### Short problem:
You are to retype all of the data exactly as it appears.

### Records provided:
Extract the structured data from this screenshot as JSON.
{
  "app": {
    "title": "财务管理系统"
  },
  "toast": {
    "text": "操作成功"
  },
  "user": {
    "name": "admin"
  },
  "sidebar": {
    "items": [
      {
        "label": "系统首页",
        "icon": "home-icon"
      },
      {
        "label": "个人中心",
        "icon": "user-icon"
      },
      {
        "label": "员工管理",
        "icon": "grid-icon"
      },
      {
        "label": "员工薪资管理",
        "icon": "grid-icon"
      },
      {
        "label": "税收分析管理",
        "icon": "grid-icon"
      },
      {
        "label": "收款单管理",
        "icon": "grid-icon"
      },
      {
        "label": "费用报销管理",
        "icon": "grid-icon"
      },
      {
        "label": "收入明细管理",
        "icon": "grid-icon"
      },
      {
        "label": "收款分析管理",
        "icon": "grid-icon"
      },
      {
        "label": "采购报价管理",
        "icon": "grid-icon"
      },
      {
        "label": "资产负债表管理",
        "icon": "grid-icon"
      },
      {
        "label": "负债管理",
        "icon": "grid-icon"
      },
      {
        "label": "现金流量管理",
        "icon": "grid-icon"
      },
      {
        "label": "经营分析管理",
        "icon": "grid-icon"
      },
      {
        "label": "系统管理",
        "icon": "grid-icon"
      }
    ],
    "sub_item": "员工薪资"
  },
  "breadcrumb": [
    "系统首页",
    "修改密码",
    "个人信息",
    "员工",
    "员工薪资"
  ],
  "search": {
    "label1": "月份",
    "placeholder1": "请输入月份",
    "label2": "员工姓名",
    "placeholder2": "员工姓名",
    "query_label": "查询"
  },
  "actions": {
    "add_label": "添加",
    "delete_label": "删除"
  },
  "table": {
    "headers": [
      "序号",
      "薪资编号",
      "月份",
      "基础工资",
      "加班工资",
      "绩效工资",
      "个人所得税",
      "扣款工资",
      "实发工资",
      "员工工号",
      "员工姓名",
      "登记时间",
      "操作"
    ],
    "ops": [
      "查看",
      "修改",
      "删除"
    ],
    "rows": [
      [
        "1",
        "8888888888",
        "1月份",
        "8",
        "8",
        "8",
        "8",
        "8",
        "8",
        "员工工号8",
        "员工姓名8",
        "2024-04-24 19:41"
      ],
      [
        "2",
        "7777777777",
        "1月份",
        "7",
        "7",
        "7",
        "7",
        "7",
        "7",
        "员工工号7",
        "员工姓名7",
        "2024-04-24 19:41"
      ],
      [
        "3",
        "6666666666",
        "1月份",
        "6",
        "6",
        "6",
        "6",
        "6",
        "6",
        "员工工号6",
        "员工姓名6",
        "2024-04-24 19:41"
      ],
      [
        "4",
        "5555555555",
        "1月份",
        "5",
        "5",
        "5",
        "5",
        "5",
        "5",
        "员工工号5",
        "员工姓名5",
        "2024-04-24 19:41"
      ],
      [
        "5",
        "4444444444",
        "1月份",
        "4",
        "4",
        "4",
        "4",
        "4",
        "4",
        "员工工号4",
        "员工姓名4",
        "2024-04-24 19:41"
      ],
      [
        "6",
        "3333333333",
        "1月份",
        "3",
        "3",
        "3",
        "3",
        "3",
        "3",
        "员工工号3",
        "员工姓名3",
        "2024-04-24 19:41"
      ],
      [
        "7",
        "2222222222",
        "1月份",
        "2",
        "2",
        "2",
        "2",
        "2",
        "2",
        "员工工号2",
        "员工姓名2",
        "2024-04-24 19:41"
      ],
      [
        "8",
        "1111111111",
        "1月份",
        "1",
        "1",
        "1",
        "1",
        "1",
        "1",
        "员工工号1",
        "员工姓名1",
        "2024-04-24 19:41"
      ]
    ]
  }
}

### Finished answer:
Extract the structured data from this screenshot as JSON.
{
  "app": {
    "title": "财务管理系统"
  },
  "toast": {
    "text": "操作成功"
  },
  "user": {
    "name": "admin"
  },
  "sidebar": {
    "items": [
      {
        "label": "系统首页",
        "icon": "home-icon"
      },
      {
        "label": "个人中心",
        "icon": "user-icon"
      },
      {
        "label": "员工管理",
        "icon": "grid-icon"
      },
      {
        "label": "员工薪资管理",
        "icon": "grid-icon"
      },
      {
        "label": "税收分析管理",
        "icon": "grid-icon"
      },
      {
        "label": "收款单管理",
        "icon": "grid-icon"
      },
      {
        "label": "费用报销管理",
        "icon": "grid-icon"
      },
      {
        "label": "收入明细管理",
        "icon": "grid-icon"
      },
      {
        "label": "收款分析管理",
        "icon": "grid-icon"
      },
      {
        "label": "采购报价管理",
        "icon": "grid-icon"
      },
      {
        "label": "资产负债表管理",
        "icon": "grid-icon"
      },
      {
        "label": "负债管理",
        "icon": "grid-icon"
      },
      {
        "label": "现金流量管理",
        "icon": "grid-icon"
      },
      {
        "label": "经营分析管理",
        "icon": "grid-icon"
      },
      {
        "label": "系统管理",
        "icon": "grid-icon"
      }
    ],
    "sub_item": "员工薪资"
  },
  "breadcrumb": [
    "系统首页",
    "修改密码",
    "个人信息",
    "员工",
    "员工薪资"
  ],
  "search": {
    "label1": "月份",
    "placeholder1": "请输入月份",
    "label2": "员工姓名",
    "placeholder2": "员工姓名",
    "query_label": "查询"
  },
  "actions": {
    "add_label": "添加",
    "delete_label": "删除"
  },
  "table": {
    "headers": [
      "序号",
      "薪资编号",
      "月份",
      "基础工资",
      "加班工资",
      "绩效工资",
      "个人所得税",
      "扣款工资",
      "实发工资",
      "员工工号",
      "员工姓名",
      "登记时间",
      "操作"
    ],
    "ops": [
      "查看",
      "修改",
      "删除"
    ],
    "rows": [
      [
        "1",
        "8888888888",
        "1月份",
        "8",
        "8",
        "8",
        "8",
        "8",
        "8",
        "员工工号8",
        "员工姓名8",
        "2024-04-24 19:41"
      ],
      [
        "2",
        "7777777777",
        "1月份",
        "7",
        "7",
        "7",
        "7",
        "7",
        "7",
        "员工工号7",
        "员工姓名7",
        "2024-04-24 19:41"
      ],
      [
        "3",
        "6666666666",
        "1月份",
        "6",
        "6",
        "6",
        "6",
        "6",
        "6",
        "员工工号6",
        "员工姓名6",
        "2024-04-24 19:41"
      ],
      [
        "4",
        "5555555555",
        "1月份",
        "5",
        "5",
        "5",
        "5",
        "5",
        "5",
        "员工工号5",
        "员工姓名5",
        "2024-04-24 19:41"
      ],
      [
        "5",
        "4444444444",
        "1月份",
        "4",
        "4",
        "4",
        "4",
        "4",
        "4",
        "员工工号4",
        "员工姓名4",
        "2024-04-24 19:41"
      ],
      [
        "6",
        "3333333333",
        "1月份",
        "3",
        "3",
        "3",
        "3",
        "3",
        "3",
        "员工工号3",
        "员工姓名3",
        "2024-04-24 19:41"
      ],
      [
        "7",
        "2222222222",
        "1月份",
        "2",
        "2",
        "2",
        "2",
        "2",
        "2",
        "员工工号2",
        "员工姓名2",
        "2024-04-24 19:41"
      ],
      [
        "8",
        "1111111111",
        "1月份",
        "1",
        "1",
        "1",
        "1",
        "1",
        "1",
        "员工工号1",
        "员工姓名1",
        "2024-04-24 19:41"
      ]
    ]
  }
}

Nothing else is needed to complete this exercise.